Resume the wiring notes on 220v and 110v cable conductors, picking up after their last sentence.

◆ **PAGE TEXT**:
--- start ---

A cable with three insulated conductors + a bare ground wire are for a system that uses 220v and 110v.

In a three conductor configuration, there would be a red wire which would be the second 110v phase. You would put black tape on the ends of this red wire to denote that it's the second 110v phase. The white wire would be the neutral.

Black = hot. 
Red with black tape = hot. 
White = neutral. 
Bare wire = ground.

In a two conductor configuration using romex, you take the white wire that would be the neutral if the system were using 110v, and you put black tape on the ends of the wire's insulation. I used a sharpie marker to denote that the white wire is not neutral and is instead the second phase of 110v. So I end up with two blacks (hot) and a bare ground wire.

Black = hot. 
White with black tape = hot. 
Bare wire = ground.

Black to white (neutral) = 110v. Black to black (red or white with black tape) = 220v. My unisaw does not need 110v so there's not need for the third conductor.

--- end ---

◆ **DATA PROVIDED**:

--- start ---

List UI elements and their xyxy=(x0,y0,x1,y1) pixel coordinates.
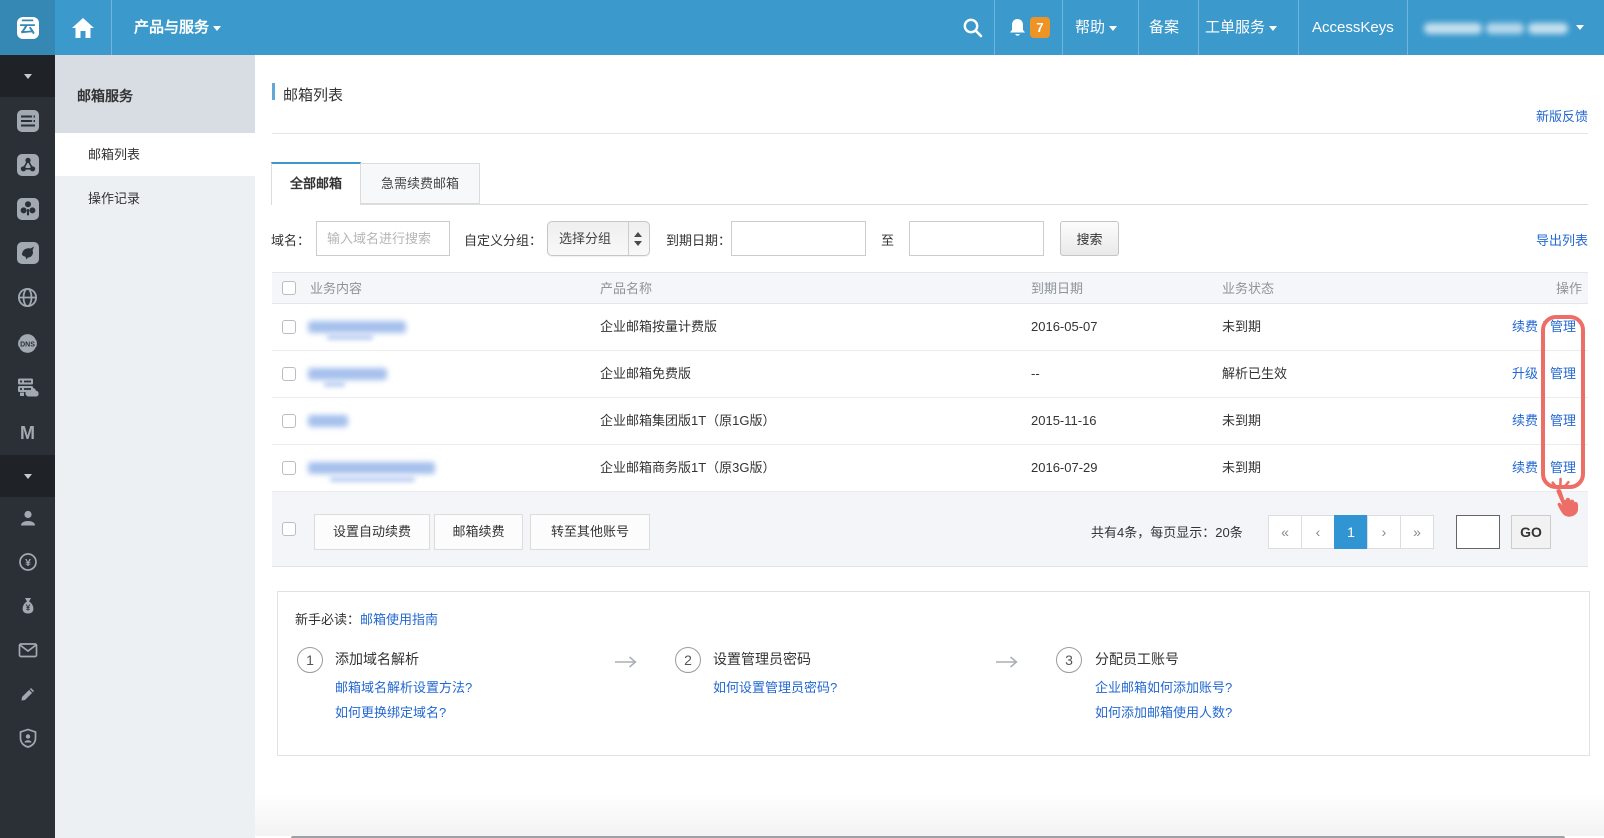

--- end ---

◆ **ANSWER TO THE PROBLEM**:
----------



## AmandasHusband (Jan 10, 2011)

ic3ss said:


> *I have the POWER!!!*
> 
> Yesterday I had my electrician buddy over for dinner and plied him with beer and BBQ steak so I could get the lowdown on the right way to get 220v to my table saw. I made a late run yesterday to home depot and bought 30ft of 12/2 SJ cable, a 20amp breaker, cable plug, 20amp socket, a box, and 15ft of 12/2 romex. This morning, I found that the plug and the socket that the HD "expert" gave me yesterday were of differing types. The plug was 20amp 220v and the socket was 20amp 110v. So off to HD again this morning and I upgraded both plug and socket to the larger round spade locking type. When I got home I quickly found that the cover plate that I had for the first socket didn't fit the new larger upgraded socket. I also needed a pipe nipple and locking rings to mount the switch to the saw, so off I go again. Projects are fun to work on, but this is the sucky part if your not well organized.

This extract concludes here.